Retype each record shown below, leaving every character as it is.

____

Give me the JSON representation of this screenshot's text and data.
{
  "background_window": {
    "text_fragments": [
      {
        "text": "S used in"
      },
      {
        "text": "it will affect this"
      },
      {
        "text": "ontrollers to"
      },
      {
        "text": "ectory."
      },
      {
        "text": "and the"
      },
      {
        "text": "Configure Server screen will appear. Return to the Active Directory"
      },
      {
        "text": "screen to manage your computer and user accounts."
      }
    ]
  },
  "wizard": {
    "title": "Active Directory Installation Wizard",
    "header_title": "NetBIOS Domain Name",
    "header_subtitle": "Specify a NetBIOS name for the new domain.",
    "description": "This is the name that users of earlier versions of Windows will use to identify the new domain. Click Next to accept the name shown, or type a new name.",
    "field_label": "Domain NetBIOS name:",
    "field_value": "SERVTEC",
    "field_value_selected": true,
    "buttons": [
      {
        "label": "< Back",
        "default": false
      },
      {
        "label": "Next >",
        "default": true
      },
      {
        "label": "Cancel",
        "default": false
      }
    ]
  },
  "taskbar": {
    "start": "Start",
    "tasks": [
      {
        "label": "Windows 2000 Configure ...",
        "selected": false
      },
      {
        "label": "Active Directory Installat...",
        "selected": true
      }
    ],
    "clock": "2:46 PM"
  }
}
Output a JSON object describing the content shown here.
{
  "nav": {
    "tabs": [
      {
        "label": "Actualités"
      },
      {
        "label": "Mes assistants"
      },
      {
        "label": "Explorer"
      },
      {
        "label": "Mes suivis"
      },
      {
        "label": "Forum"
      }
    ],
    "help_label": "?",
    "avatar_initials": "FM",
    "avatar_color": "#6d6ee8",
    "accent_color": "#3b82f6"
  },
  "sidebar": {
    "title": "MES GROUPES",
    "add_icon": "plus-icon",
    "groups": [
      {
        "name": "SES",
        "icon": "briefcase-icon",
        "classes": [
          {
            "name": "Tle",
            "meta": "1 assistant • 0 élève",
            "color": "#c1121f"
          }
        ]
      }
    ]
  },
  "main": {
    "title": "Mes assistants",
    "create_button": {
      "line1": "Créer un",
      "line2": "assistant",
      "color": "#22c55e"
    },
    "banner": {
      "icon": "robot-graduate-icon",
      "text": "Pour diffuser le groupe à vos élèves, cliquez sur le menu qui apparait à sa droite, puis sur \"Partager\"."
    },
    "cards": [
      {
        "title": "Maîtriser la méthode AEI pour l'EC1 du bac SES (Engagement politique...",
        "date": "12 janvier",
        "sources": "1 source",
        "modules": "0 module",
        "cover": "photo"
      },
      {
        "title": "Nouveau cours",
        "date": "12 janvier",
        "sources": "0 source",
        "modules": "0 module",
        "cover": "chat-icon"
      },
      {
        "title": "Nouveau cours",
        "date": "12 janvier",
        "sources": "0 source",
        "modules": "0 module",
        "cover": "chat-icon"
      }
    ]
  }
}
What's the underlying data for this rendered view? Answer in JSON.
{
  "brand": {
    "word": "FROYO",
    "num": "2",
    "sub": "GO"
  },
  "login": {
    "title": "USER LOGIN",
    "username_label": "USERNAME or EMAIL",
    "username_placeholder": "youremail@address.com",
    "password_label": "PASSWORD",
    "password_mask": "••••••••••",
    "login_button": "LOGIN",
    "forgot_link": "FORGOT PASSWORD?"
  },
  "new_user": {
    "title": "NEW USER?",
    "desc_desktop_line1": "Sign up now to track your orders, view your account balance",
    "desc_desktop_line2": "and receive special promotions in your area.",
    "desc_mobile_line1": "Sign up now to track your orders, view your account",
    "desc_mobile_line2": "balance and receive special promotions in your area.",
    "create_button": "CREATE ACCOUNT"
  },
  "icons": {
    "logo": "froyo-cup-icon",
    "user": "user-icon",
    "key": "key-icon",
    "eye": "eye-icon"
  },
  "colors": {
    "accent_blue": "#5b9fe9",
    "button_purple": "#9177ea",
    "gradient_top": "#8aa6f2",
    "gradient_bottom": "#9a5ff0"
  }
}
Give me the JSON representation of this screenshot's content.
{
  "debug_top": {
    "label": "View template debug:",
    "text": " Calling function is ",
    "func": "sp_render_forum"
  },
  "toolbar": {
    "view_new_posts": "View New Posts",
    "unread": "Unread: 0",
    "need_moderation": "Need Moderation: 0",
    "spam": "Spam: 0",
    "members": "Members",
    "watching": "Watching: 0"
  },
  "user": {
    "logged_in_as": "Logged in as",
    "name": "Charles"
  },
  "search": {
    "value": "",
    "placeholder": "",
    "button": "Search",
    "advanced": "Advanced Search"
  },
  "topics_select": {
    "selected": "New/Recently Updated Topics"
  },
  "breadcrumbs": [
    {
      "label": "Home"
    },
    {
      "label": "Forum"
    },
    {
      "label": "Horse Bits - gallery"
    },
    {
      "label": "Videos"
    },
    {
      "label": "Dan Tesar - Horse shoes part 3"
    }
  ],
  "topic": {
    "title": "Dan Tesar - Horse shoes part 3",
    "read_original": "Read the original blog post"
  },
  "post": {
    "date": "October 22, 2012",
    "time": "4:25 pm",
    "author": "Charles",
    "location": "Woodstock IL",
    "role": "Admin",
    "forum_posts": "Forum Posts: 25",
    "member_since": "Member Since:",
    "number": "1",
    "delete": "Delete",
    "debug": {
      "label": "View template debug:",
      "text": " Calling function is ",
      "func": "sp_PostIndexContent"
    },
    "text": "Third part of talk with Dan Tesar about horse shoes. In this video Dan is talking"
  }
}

____

Worked solution ▸
Give me the JSON representation of this screenshot's text and data.
{
  "background_window": {
    "text_fragments": [
      {
        "text": "S used in"
      },
      {
        "text": "it will affect this"
      },
      {
        "text": "ontrollers to"
      },
      {
        "text": "ectory."
      },
      {
        "text": "and the"
      },
      {
        "text": "Configure Server screen will appear. Return to the Active Directory"
      },
      {
        "text": "screen to manage your computer and user accounts."
      }
    ]
  },
  "wizard": {
    "title": "Active Directory Installation Wizard",
    "header_title": "NetBIOS Domain Name",
    "header_subtitle": "Specify a NetBIOS name for the new domain.",
    "description": "This is the name that users of earlier versions of Windows will use to identify the new domain. Click Next to accept the name shown, or type a new name.",
    "field_label": "Domain NetBIOS name:",
    "field_value": "SERVTEC",
    "field_value_selected": true,
    "buttons": [
      {
        "label": "< Back",
        "default": false
      },
      {
        "label": "Next >",
        "default": true
      },
      {
        "label": "Cancel",
        "default": false
      }
    ]
  },
  "taskbar": {
    "start": "Start",
    "tasks": [
      {
        "label": "Windows 2000 Configure ...",
        "selected": false
      },
      {
        "label": "Active Directory Installat...",
        "selected": true
      }
    ],
    "clock": "2:46 PM"
  }
}
Output a JSON object describing the content shown here.
{
  "nav": {
    "tabs": [
      {
        "label": "Actualités"
      },
      {
        "label": "Mes assistants"
      },
      {
        "label": "Explorer"
      },
      {
        "label": "Mes suivis"
      },
      {
        "label": "Forum"
      }
    ],
    "help_label": "?",
    "avatar_initials": "FM",
    "avatar_color": "#6d6ee8",
    "accent_color": "#3b82f6"
  },
  "sidebar": {
    "title": "MES GROUPES",
    "add_icon": "plus-icon",
    "groups": [
      {
        "name": "SES",
        "icon": "briefcase-icon",
        "classes": [
          {
            "name": "Tle",
            "meta": "1 assistant • 0 élève",
            "color": "#c1121f"
          }
        ]
      }
    ]
  },
  "main": {
    "title": "Mes assistants",
    "create_button": {
      "line1": "Créer un",
      "line2": "assistant",
      "color": "#22c55e"
    },
    "banner": {
      "icon": "robot-graduate-icon",
      "text": "Pour diffuser le groupe à vos élèves, cliquez sur le menu qui apparait à sa droite, puis sur \"Partager\"."
    },
    "cards": [
      {
        "title": "Maîtriser la méthode AEI pour l'EC1 du bac SES (Engagement politique...",
        "date": "12 janvier",
        "sources": "1 source",
        "modules": "0 module",
        "cover": "photo"
      },
      {
        "title": "Nouveau cours",
        "date": "12 janvier",
        "sources": "0 source",
        "modules": "0 module",
        "cover": "chat-icon"
      },
      {
        "title": "Nouveau cours",
        "date": "12 janvier",
        "sources": "0 source",
        "modules": "0 module",
        "cover": "chat-icon"
      }
    ]
  }
}
What's the underlying data for this rendered view? Answer in JSON.
{
  "brand": {
    "word": "FROYO",
    "num": "2",
    "sub": "GO"
  },
  "login": {
    "title": "USER LOGIN",
    "username_label": "USERNAME or EMAIL",
    "username_placeholder": "youremail@address.com",
    "password_label": "PASSWORD",
    "password_mask": "••••••••••",
    "login_button": "LOGIN",
    "forgot_link": "FORGOT PASSWORD?"
  },
  "new_user": {
    "title": "NEW USER?",
    "desc_desktop_line1": "Sign up now to track your orders, view your account balance",
    "desc_desktop_line2": "and receive special promotions in your area.",
    "desc_mobile_line1": "Sign up now to track your orders, view your account",
    "desc_mobile_line2": "balance and receive special promotions in your area.",
    "create_button": "CREATE ACCOUNT"
  },
  "icons": {
    "logo": "froyo-cup-icon",
    "user": "user-icon",
    "key": "key-icon",
    "eye": "eye-icon"
  },
  "colors": {
    "accent_blue": "#5b9fe9",
    "button_purple": "#9177ea",
    "gradient_top": "#8aa6f2",
    "gradient_bottom": "#9a5ff0"
  }
}
Give me the JSON representation of this screenshot's content.
{
  "debug_top": {
    "label": "View template debug:",
    "text": " Calling function is ",
    "func": "sp_render_forum"
  },
  "toolbar": {
    "view_new_posts": "View New Posts",
    "unread": "Unread: 0",
    "need_moderation": "Need Moderation: 0",
    "spam": "Spam: 0",
    "members": "Members",
    "watching": "Watching: 0"
  },
  "user": {
    "logged_in_as": "Logged in as",
    "name": "Charles"
  },
  "search": {
    "value": "",
    "placeholder": "",
    "button": "Search",
    "advanced": "Advanced Search"
  },
  "topics_select": {
    "selected": "New/Recently Updated Topics"
  },
  "breadcrumbs": [
    {
      "label": "Home"
    },
    {
      "label": "Forum"
    },
    {
      "label": "Horse Bits - gallery"
    },
    {
      "label": "Videos"
    },
    {
      "label": "Dan Tesar - Horse shoes part 3"
    }
  ],
  "topic": {
    "title": "Dan Tesar - Horse shoes part 3",
    "read_original": "Read the original blog post"
  },
  "post": {
    "date": "October 22, 2012",
    "time": "4:25 pm",
    "author": "Charles",
    "location": "Woodstock IL",
    "role": "Admin",
    "forum_posts": "Forum Posts: 25",
    "member_since": "Member Since:",
    "number": "1",
    "delete": "Delete",
    "debug": {
      "label": "View template debug:",
      "text": " Calling function is ",
      "func": "sp_PostIndexContent"
    },
    "text": "Third part of talk with Dan Tesar about horse shoes. In this video Dan is talking"
  }
}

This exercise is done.